'''

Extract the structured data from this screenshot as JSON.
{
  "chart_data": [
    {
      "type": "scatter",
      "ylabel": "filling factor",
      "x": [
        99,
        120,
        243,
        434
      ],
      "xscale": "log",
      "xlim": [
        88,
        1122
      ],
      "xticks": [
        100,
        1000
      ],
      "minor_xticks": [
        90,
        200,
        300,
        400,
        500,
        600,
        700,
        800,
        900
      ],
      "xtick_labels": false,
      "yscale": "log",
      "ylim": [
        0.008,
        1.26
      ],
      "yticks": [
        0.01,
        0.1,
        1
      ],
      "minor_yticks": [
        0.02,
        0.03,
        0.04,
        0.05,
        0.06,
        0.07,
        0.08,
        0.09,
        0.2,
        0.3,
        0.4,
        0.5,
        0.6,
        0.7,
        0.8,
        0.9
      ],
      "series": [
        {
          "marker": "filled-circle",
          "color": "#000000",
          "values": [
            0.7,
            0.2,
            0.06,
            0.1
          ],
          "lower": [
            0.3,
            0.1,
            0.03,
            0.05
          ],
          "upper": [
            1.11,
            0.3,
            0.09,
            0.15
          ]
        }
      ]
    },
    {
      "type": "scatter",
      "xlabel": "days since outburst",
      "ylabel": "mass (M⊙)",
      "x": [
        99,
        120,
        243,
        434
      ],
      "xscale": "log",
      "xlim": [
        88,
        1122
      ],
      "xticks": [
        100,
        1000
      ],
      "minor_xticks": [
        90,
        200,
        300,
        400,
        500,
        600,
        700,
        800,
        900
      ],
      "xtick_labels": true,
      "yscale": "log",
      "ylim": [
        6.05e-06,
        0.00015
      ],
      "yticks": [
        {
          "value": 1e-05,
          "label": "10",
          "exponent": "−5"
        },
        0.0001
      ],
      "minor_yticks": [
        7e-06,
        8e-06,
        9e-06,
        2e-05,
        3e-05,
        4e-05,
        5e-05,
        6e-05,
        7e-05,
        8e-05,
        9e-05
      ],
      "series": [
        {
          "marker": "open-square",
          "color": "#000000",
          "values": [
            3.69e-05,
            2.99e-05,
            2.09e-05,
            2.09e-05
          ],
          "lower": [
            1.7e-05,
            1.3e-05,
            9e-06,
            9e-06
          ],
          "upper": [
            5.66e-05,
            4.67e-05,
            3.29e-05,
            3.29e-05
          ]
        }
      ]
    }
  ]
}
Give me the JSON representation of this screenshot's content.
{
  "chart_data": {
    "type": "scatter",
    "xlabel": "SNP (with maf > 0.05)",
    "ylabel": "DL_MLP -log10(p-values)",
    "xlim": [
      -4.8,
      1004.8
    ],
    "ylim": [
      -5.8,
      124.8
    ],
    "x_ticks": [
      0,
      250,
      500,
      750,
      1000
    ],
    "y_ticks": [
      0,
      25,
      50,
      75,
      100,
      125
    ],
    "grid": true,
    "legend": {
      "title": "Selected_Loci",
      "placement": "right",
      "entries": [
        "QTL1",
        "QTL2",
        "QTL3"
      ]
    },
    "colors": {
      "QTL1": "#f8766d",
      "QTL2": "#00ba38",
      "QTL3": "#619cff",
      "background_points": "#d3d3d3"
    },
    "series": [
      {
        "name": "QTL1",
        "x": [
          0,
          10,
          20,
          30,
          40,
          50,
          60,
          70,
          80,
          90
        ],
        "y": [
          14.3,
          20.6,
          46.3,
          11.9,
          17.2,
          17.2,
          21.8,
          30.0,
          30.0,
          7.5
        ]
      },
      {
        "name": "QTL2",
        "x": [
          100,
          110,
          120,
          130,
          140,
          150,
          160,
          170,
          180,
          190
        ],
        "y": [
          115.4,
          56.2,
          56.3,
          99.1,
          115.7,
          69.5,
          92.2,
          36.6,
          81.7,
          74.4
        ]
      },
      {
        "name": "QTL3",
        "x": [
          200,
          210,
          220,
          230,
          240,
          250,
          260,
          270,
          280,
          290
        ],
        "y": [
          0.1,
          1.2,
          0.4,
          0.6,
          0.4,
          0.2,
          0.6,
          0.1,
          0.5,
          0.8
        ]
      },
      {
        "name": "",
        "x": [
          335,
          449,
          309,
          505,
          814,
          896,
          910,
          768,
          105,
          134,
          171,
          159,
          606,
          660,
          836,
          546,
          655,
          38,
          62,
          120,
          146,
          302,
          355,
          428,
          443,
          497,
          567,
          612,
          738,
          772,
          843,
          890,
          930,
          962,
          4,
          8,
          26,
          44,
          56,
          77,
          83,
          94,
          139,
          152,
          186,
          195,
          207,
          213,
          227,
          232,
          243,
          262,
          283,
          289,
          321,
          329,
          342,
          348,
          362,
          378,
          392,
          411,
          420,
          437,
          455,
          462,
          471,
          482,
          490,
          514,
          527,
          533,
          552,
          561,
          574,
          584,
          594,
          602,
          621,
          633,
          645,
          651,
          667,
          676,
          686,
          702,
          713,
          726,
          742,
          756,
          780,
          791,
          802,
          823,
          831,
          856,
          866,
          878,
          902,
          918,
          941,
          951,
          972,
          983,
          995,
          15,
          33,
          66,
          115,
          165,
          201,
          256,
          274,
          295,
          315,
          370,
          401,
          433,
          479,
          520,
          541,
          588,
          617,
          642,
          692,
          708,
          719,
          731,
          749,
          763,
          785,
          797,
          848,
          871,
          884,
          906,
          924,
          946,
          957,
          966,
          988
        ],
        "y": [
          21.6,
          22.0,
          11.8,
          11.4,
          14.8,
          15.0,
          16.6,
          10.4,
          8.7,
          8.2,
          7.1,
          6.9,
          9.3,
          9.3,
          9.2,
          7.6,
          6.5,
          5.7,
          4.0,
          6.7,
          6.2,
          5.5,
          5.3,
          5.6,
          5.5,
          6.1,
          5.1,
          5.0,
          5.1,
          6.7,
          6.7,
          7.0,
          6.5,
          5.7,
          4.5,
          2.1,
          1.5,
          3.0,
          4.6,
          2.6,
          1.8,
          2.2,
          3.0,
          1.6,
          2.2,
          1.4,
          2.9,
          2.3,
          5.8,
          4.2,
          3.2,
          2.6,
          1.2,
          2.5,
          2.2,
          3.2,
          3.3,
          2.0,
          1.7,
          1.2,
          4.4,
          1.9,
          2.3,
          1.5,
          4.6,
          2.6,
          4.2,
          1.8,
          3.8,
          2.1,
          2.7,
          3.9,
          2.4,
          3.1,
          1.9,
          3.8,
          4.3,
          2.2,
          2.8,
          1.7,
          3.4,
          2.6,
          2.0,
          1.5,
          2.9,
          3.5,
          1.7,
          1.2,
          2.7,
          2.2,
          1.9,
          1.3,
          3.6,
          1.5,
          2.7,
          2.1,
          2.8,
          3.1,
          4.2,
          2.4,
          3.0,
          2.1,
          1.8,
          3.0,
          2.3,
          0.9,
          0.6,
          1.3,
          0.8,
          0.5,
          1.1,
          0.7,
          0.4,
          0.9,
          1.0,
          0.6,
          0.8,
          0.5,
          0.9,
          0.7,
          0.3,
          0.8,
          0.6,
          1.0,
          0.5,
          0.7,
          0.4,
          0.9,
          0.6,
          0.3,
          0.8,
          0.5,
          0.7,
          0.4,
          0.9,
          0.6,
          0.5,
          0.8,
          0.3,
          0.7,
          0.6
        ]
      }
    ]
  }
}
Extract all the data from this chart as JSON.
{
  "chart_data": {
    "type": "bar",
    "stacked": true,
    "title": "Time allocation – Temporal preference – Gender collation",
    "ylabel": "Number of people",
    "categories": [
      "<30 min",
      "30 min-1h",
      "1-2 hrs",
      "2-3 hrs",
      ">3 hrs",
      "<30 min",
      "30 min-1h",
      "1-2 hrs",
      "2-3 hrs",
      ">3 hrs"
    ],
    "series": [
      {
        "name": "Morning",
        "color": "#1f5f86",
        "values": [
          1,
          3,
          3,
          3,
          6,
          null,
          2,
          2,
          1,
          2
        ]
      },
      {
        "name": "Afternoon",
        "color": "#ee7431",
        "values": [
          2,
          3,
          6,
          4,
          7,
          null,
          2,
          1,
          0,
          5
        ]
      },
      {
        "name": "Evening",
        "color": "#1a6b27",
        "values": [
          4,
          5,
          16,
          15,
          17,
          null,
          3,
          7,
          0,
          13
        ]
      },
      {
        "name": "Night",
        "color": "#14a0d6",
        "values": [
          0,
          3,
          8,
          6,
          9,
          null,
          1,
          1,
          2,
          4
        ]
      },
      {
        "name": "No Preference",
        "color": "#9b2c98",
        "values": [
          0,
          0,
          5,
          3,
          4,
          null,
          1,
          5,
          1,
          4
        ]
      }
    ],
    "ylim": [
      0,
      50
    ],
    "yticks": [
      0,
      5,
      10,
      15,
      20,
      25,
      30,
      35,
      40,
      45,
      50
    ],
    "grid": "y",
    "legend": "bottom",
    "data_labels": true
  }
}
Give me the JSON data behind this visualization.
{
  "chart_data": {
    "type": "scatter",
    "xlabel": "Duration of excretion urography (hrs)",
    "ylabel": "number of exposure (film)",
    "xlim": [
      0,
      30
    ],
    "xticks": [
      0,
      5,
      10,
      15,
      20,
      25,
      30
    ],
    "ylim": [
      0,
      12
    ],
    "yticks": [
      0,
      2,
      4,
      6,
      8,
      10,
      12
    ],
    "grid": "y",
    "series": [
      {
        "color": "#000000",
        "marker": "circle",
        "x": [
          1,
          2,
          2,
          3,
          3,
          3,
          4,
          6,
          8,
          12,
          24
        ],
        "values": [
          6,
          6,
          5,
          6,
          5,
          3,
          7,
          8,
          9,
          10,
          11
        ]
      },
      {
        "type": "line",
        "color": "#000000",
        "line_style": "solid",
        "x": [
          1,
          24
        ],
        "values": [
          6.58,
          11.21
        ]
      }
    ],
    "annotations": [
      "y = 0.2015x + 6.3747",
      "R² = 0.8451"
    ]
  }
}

'''

§ **Written request**: Lines containing the word "screenshot" must all be returned from the material above.

§ **Answer to this problem**:
Extract the structured data from this screenshot as JSON.
Give me the JSON representation of this screenshot's content.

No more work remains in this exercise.